# TASK BRIEF
Give back a single number, the count of lines containing the word "install".

# DATA SUPPLIED
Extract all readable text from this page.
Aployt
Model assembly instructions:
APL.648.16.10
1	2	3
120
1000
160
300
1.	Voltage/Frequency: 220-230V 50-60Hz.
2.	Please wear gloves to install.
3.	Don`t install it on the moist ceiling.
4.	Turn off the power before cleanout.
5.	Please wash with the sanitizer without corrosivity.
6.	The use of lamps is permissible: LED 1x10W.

# ANSWER FOR THIS EXERCISE
2